Questions to answer —
1 > Copy the stretch of the passage on groups affected by HIV from "These women have" through "at higher risk." word for word.
2 > Carry the passage on groups affected by HIV further, starting right after its final sentence.

Selected passage —
|---|

Although HIV infection affects people from all ethnic groups, genders, ages, and income levels, some groups have been significantly affected by the AIDS epidemic. These groups include men who have sex with men, injecting drug users, people with hemophilia, women, transgender people, and people of color. The following information details how these different populations may be uniquely affected by the AIDS epidemic.

Men Who Have Sex with Men

American society has issues with homosexuality. Grief may not be validated when relationships are viewed through prejudice and considered unacceptable. An example of this may be the reaction of churches to those who are living with, or have families living with, AIDS. Many congregants report that they do not get the support they need from their church families because of the stigma attached to HIV, AIDS, and homosexuality. Self-esteem issues and psychological issues, including depression, anxiety, diagnosed mental illness and risk-taking behaviors, may also complicate the lives of these men.

Additionally, there are the issues with HIV-negative men who have sex with men. Most of the attention, resources, and services are focused on HIV-positive gay men. As with any behavior change, people can become “tired” of safer sex messages and may make choices that place them at risk. Some may feel that HIV infection is inevitable (although it is not) and purposely engage in unprotected sex.

Men who have sex with both men and women (who do not exclusively self-identify as gay) face additional challenges. It is more difficult to reach men who do not identify as being gay with HIV prevention efforts and activities. Bisexual men face the same challenges as gay men do but may not have the social and community resources they need.

Women Who Have Sex with Women

Women who have sex with women, regardless of whether they self-identify as lesbian or bisexual, are at potentially greater risk than monogamous heterosexual women through their possible use of fingering, oral sex, and sex toys. The risk is lower than women who have sex with infected men because less bodily fluid is exchanged between women. Safer sex guidelines still apply, including avoiding any body fluid exchange through vaginal secretions, breast milk, or blood. It is important to avoid oral sex if either partner has mouth sores or cuts.

Heterosexual Transgender Women

These women have very specific risks because society at large is only now becoming aware of them. When their declaration of transgender is made, they often lose their family support system. Transgender women often face employment and insurance discrimination, and the cascade of rejections can lead to a higher likelihood of doing sex work (Operario, 2008). Until now there was a tendency to include these women in the category of “men who have sex with men,” which is not only inaccurate but also hides the particular reasons they are at higher risk.

Injecting Drug Users

American society also has issues with illegal drug use and with marginalized individuals such as those in poverty and the homeless. People who continue to use injecting drugs, despite warnings and information about risks, may incur additional problems by being viewed by some as “deserving” their infection.

Harm reduction measures such as syringe exchange programs, have been proven to reduce the transmission of bloodborne pathogens like HIV, HBV, and HCV. These programs are controversial because some people believe that providing clean needles and a place to exchange used needles constitutes “approval” of injection drug use.

|---|

[Saved entries]
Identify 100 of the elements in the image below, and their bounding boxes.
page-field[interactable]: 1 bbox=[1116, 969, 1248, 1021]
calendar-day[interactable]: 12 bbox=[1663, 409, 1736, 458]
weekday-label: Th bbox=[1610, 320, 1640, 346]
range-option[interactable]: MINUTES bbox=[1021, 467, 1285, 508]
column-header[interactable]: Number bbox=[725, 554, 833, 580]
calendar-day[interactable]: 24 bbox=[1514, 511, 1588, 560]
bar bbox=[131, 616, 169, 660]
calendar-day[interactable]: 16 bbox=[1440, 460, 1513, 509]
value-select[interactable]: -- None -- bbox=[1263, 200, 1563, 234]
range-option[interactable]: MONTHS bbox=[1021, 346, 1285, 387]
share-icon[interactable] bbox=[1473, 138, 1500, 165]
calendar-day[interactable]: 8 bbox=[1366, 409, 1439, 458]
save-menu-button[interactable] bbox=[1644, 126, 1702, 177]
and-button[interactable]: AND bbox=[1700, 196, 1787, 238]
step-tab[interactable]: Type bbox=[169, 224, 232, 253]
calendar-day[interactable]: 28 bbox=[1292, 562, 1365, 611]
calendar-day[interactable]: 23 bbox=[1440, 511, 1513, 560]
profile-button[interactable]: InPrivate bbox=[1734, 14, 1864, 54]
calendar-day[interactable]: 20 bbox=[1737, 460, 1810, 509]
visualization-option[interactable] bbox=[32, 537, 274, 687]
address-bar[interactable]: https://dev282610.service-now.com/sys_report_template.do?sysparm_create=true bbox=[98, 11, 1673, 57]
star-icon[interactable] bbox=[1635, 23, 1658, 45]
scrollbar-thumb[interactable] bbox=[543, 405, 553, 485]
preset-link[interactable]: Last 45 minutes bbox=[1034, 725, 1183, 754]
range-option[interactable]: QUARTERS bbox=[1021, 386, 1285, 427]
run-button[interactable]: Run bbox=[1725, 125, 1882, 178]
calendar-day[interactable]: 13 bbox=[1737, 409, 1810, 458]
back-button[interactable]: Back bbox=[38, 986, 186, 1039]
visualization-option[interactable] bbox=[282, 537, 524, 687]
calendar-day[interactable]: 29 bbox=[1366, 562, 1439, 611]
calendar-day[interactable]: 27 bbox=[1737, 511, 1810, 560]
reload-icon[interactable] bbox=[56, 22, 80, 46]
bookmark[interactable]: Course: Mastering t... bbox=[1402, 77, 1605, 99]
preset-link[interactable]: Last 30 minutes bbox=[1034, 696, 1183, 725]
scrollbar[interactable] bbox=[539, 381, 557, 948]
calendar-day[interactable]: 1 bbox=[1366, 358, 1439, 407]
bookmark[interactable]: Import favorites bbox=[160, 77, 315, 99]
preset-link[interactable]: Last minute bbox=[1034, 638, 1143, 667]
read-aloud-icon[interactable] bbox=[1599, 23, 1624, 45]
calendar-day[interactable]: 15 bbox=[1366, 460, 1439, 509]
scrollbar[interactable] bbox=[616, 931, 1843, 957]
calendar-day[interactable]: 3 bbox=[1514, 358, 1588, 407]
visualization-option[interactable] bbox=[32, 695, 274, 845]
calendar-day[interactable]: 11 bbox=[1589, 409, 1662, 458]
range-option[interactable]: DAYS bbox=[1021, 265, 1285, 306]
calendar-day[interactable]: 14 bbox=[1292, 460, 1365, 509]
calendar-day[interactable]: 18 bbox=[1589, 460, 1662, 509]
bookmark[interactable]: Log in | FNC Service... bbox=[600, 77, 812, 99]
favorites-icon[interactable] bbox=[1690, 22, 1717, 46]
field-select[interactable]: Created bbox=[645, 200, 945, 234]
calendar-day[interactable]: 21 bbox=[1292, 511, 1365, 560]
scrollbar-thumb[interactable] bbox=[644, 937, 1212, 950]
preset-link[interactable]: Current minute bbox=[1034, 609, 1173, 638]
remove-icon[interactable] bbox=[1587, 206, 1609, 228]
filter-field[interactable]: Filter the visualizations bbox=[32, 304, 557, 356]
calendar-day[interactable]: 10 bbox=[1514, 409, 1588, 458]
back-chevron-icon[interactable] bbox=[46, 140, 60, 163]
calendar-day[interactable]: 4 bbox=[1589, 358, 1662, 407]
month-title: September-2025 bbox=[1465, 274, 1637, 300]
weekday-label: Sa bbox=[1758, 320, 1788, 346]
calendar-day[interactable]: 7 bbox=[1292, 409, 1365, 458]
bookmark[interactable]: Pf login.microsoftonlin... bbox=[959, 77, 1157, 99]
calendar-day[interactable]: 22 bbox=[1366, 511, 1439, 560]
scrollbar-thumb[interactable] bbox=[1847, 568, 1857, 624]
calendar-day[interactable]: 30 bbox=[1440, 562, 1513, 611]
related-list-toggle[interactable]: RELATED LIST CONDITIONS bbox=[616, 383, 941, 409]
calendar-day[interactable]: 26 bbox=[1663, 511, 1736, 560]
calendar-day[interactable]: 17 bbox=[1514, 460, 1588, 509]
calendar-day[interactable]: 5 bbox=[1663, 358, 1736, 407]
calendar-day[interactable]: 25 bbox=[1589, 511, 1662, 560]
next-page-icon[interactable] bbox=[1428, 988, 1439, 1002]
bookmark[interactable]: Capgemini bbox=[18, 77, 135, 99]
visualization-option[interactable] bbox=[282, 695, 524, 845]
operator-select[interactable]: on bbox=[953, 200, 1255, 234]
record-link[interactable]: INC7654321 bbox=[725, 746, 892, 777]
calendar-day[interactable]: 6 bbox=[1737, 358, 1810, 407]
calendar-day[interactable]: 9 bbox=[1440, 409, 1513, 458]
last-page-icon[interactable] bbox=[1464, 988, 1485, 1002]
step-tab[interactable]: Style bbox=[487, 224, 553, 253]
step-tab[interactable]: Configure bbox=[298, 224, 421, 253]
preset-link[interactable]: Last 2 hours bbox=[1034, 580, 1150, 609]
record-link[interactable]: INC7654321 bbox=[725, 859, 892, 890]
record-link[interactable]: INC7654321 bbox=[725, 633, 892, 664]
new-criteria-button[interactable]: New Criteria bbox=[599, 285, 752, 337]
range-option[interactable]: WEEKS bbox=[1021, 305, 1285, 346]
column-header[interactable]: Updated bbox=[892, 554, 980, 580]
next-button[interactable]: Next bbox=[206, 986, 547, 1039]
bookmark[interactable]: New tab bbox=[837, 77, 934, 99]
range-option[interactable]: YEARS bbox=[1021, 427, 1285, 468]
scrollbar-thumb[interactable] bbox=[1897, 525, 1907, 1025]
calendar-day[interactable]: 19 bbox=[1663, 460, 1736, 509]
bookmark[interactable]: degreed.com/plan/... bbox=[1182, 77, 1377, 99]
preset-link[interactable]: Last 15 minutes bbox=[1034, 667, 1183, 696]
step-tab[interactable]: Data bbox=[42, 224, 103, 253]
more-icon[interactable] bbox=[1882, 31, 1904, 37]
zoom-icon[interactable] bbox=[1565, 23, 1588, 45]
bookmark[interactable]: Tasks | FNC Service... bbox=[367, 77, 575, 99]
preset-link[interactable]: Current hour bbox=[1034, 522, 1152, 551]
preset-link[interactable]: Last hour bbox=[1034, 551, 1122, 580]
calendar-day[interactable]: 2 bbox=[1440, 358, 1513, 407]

|---|

Answers provided —
1 >
These women have very specific risks because society at large is only now becoming aware of them. When their declaration of transgender is made, they often lose their family support system. Transgender women often face employment and insurance discrimination, and the cascade of rejections can lead to a higher likelihood of doing sex work (Operario, 2008). Until now there was a tendency to include these women in the category of “men who have sex with men,” which is not only inaccurate but also hides the particular reasons they are at higher risk.

2 >
In addition, poverty, self-esteem issues, and psychological issues (including depression, anxiety, diagnosed mental illness, and risk-taking behaviors) may also complicate the lives of injecting drug users. The desire to stop using illegal drugs may be very far apart from the ability to stop. The reality about inpatient treatment facilities is that while there is a large demand for spaces very few are available. Many substance abusers are placed on waiting lists when they want treatment, and by the time there is a place for them their contact information may be lost, preventing followup.

People with Hemophilia

Hemophiliacs lack the ability to produce certain blood clotting factors. Before the advent of anti-hemophilic factor concentrates (“factor VIII” or “factor IX,” clotting material pooled out of donated blood plasma), hemophiliacs could bleed to death. These concentrates allowed hemophiliacs to receive injections of the clotting factors that they lacked, which in turn allowed them to lead relatively normal lives.

Unfortunately, because the raw materials for these concentrates came from donated blood, many hemophiliacs were infected with HIV prior to the advent of blood testing. During the 1980s, 90% of severe hemophiliacs contracted HIV or HCV through use of these products. There is anger within this community because evidence shows that the companies manufacturing the concentrates knew their products might be contaminated but continued to distribute them anyway.

Some people considered hemophiliacs to be innocent victims of HIV, but there has been discrimination against them. The Ryan White Care Act, funding HIV services, and the Ricky Ray Act, which provides compensation to hemophiliacs infected with HIV, were both named after HIV-positive hemophiliacs who suffered significant discrimination such as arson and refusal of admittance to grade school in their home towns.

Women with HIV

In the United States, 1 in 4 people living with HIV are women, with highest prevalence 61% among Black/African American women and 17% Hispanic/Latina women. Eight-seven percent of these women were infected through heterosexual sex and 13% injection drug use. Women in the United States and worldwide are becoming infected with HIV at higher rates than any other group of people. This is particularly true of women of color. Women who are infected with HIV, or who have family members who have HIV, face some unique challenges.

Women may become infected with HIV from a partner who either used injecting drugs or had other sexual partners. These women may have assumed that the relationship was monogamous, or that they “knew” their partner’s history. Many others are unable to discuss or implement safer sex practices because they lack the skills or because domestic violence is present in their relationship.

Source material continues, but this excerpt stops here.